_To be done_
Which lines hold the word "that"? Show each of them.
______
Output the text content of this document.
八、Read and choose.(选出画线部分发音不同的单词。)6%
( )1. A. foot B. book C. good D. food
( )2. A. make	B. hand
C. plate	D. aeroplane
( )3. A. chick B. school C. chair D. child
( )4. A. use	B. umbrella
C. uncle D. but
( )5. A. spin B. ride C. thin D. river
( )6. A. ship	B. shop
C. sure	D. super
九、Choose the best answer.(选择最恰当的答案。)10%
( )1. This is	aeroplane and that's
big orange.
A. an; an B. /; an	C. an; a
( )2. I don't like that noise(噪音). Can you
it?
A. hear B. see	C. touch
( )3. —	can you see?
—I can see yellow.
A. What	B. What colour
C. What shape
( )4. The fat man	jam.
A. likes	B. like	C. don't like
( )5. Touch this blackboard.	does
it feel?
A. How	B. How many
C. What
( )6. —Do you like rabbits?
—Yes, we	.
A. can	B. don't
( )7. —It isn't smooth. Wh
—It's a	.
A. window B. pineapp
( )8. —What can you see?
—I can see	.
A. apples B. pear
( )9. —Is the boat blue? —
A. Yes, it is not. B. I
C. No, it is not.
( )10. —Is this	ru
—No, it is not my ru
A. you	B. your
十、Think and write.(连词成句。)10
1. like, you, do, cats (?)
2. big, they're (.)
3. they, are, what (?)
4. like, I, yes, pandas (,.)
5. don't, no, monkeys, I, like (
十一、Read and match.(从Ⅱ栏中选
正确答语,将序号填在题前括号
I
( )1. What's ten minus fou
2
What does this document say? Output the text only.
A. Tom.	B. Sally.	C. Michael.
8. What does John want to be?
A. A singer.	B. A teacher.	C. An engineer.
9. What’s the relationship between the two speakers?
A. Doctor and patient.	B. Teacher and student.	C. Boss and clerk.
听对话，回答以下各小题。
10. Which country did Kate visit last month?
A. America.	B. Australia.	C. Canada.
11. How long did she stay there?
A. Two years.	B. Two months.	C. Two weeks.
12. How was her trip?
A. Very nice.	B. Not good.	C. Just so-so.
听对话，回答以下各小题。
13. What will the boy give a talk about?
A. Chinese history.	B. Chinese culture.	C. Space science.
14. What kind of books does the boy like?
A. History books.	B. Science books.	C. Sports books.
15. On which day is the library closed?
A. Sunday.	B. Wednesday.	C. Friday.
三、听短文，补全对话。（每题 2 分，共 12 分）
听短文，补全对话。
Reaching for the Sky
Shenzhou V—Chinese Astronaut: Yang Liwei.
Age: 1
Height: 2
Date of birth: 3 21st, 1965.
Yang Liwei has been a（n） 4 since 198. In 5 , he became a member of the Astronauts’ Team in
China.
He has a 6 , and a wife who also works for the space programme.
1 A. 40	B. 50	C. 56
______
_Task response_
( )1. This is	aeroplane and that's
( )2. I don't like that noise(噪音). Can you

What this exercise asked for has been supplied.